*Exercise description:*
Give the number of lines containing the word "close", and nothing else.

*Dataset entries:*
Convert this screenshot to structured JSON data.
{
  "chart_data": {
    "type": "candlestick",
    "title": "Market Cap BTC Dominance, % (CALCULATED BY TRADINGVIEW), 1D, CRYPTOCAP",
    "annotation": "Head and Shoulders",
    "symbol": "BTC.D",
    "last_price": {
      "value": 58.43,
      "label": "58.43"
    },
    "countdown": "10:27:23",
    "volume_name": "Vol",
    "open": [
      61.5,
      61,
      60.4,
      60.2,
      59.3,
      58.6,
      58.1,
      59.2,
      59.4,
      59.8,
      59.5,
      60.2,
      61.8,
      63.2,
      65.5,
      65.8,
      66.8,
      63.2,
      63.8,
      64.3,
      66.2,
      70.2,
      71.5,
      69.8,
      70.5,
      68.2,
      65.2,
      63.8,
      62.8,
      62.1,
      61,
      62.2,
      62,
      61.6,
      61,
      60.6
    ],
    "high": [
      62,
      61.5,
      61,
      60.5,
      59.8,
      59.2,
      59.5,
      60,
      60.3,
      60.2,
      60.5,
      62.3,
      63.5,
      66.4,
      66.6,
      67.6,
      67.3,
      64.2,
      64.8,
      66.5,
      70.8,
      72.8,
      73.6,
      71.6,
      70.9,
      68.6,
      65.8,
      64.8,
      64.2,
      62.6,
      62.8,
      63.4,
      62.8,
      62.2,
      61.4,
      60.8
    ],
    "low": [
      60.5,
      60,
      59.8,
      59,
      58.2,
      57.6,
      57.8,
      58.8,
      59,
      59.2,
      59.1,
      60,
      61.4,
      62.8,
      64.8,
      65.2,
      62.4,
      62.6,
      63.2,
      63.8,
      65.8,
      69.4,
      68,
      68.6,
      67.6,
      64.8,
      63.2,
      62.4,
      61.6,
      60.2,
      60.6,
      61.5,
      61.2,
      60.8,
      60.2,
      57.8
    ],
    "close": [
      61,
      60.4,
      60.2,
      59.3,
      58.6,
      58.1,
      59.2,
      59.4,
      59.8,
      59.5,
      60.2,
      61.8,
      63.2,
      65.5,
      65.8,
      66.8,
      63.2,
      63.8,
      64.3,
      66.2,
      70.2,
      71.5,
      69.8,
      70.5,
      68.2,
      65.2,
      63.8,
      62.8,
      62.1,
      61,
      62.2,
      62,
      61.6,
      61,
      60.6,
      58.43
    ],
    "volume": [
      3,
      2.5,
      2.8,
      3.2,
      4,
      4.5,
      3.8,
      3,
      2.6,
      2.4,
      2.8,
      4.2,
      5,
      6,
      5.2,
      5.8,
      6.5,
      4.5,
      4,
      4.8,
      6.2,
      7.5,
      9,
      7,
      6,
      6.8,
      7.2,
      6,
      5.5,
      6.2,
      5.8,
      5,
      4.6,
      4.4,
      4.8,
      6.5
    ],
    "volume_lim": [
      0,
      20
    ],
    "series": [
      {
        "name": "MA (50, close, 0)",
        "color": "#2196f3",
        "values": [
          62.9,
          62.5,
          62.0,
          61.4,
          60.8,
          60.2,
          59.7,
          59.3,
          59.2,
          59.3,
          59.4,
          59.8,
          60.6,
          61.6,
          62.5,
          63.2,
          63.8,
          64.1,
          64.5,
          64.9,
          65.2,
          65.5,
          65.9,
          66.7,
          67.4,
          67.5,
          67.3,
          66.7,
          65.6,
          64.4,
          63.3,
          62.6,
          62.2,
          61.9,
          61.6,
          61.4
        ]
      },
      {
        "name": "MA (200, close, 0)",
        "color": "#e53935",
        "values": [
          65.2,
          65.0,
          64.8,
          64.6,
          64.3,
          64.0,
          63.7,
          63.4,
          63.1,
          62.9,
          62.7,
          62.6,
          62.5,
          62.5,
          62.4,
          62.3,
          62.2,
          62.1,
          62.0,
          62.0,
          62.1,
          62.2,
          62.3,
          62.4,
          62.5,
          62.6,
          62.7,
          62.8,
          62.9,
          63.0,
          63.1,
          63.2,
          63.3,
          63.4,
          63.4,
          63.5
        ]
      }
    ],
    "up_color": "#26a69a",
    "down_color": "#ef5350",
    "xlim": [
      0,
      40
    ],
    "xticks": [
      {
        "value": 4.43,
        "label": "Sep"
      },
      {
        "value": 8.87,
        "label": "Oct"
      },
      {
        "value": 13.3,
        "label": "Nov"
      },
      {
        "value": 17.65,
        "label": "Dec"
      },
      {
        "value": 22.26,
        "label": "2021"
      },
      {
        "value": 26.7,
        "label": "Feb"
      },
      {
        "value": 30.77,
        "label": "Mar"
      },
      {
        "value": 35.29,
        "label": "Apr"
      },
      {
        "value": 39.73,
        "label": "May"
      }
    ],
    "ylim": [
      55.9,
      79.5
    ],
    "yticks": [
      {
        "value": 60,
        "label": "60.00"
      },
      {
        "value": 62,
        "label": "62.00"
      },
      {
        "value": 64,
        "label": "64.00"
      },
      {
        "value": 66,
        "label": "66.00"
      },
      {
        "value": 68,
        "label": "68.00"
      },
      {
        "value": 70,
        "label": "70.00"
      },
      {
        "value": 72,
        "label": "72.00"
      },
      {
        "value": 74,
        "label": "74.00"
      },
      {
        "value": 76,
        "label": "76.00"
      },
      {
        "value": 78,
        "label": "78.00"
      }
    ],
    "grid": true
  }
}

*Written solution:*
3